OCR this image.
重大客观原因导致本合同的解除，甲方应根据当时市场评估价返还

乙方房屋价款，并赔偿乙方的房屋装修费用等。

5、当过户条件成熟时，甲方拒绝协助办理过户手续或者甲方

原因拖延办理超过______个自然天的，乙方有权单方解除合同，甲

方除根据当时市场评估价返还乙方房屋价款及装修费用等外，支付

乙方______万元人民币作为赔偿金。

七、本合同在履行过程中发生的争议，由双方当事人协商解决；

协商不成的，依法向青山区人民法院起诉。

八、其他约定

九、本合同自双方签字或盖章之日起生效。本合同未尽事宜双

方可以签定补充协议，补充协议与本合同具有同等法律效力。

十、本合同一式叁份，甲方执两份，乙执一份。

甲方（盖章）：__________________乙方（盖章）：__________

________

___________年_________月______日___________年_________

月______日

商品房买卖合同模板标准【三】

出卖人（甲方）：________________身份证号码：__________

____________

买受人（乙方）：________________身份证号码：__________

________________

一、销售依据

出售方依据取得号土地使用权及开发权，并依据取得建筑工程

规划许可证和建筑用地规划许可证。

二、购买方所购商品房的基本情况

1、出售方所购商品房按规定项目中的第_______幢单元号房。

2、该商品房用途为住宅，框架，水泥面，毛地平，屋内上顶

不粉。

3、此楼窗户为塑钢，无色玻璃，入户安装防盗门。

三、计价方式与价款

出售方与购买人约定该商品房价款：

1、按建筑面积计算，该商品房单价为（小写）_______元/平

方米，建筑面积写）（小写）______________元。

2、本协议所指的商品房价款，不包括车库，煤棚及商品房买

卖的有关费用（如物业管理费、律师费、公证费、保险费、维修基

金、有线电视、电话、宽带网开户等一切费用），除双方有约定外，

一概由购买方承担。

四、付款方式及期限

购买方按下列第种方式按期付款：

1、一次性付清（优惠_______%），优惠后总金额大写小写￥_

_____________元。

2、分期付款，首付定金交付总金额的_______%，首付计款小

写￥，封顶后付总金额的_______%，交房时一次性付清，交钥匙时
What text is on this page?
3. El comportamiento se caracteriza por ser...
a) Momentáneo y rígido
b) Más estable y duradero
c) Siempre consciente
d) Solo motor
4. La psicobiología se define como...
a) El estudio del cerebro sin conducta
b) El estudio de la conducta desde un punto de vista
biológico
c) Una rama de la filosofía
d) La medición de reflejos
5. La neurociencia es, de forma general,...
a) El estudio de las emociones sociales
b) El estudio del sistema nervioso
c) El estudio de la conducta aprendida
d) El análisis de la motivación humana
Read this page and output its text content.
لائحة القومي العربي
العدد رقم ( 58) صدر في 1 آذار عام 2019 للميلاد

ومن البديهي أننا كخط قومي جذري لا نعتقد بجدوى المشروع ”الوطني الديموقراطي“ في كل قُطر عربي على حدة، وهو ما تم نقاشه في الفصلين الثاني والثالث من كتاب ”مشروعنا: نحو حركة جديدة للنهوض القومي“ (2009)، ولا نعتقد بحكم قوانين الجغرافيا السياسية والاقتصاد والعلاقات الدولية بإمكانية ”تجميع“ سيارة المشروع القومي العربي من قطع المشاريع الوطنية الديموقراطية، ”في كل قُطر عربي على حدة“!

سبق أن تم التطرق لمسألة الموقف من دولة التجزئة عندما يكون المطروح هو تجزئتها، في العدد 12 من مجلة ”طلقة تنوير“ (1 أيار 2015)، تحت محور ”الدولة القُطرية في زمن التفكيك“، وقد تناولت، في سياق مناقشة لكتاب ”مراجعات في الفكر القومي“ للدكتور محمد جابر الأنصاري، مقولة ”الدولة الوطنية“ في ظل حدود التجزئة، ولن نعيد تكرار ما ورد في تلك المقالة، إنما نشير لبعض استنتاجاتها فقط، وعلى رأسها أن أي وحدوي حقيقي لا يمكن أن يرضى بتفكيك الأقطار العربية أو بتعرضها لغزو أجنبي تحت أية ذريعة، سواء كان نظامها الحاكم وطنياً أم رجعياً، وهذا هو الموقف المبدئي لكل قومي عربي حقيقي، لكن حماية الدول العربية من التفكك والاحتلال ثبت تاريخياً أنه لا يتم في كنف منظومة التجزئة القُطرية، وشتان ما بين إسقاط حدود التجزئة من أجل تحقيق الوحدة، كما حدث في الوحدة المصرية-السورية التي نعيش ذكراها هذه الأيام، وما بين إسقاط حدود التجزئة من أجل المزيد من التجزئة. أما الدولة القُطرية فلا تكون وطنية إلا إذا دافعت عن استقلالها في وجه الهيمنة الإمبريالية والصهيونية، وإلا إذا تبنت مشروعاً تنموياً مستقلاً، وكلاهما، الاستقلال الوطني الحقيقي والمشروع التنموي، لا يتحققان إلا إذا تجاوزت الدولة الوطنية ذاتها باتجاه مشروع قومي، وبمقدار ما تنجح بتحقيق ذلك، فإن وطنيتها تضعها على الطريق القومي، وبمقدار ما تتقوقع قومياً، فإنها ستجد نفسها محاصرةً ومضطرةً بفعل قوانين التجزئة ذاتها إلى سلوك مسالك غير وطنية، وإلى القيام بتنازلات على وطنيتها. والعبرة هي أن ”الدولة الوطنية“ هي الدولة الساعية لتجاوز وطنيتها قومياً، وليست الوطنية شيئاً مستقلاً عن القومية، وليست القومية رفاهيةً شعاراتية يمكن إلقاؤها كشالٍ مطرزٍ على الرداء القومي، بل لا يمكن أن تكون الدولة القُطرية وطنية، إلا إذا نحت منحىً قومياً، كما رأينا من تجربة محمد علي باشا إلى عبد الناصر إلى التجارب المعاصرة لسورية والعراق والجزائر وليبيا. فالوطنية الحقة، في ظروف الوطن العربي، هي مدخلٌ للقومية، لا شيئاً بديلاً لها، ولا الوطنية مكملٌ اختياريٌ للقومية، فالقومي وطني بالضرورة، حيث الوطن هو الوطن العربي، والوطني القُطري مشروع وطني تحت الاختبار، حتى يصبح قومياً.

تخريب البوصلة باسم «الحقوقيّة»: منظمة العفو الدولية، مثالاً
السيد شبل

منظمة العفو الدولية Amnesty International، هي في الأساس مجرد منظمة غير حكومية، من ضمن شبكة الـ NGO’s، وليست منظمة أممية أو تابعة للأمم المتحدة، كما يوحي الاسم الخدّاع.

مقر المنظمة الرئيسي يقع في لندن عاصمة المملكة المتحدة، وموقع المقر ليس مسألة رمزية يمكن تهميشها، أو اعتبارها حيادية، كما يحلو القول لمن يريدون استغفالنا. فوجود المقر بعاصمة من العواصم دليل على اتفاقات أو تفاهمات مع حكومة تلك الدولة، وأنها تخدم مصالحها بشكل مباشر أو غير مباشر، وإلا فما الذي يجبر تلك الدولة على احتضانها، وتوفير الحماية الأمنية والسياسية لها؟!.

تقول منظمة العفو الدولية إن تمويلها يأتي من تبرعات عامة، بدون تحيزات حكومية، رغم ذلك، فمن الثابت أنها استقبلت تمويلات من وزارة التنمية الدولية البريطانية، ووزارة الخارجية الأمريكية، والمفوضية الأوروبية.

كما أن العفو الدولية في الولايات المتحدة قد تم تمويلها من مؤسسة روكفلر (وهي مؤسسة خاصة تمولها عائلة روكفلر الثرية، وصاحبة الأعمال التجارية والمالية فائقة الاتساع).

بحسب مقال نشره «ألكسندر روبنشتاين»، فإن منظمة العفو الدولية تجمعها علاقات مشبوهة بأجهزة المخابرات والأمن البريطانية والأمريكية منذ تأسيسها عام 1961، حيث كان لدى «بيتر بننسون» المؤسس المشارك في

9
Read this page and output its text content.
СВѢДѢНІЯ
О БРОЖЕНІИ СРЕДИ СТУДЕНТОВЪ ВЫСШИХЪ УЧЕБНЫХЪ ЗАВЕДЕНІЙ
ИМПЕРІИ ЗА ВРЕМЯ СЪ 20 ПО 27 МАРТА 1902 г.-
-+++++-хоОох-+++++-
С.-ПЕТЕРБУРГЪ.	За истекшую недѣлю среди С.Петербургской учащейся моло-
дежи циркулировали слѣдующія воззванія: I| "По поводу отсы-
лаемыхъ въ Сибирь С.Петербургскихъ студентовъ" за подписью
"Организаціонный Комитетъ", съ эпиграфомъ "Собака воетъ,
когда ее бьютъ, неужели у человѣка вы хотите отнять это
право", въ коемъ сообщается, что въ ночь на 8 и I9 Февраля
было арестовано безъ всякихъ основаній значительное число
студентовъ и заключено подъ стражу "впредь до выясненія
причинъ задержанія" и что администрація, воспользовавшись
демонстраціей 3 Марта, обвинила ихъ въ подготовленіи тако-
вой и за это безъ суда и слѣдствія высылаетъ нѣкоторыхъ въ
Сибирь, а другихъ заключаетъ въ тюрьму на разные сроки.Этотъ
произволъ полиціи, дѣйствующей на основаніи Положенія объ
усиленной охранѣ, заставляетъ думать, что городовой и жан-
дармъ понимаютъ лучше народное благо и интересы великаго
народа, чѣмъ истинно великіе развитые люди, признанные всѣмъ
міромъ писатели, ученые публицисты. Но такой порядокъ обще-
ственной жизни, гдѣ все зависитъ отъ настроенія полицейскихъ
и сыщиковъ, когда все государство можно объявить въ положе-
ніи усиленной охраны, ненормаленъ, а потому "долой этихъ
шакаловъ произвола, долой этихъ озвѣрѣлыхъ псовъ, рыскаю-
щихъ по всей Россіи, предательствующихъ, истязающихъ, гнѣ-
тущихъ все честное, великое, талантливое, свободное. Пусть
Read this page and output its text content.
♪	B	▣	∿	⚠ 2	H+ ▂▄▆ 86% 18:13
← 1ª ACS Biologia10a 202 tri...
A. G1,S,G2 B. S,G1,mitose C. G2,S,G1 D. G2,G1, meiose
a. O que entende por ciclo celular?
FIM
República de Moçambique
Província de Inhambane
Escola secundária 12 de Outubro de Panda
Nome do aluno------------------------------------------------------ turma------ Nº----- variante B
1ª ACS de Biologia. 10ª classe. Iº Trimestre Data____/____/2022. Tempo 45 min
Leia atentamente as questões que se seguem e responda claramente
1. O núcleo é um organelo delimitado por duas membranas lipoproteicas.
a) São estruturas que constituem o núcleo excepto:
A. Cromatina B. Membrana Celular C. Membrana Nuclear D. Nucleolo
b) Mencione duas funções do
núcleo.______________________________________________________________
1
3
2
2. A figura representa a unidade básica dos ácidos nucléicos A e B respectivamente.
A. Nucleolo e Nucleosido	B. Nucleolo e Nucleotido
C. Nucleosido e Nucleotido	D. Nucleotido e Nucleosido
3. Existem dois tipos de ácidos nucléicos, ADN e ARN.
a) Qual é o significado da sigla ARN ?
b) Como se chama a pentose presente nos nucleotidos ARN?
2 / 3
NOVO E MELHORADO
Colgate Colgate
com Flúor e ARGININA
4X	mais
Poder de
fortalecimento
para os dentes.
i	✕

========

## Task brief
Each line that contains the string "conducta" counts once; say how many there are and nothing else.

## Response to this exercise
3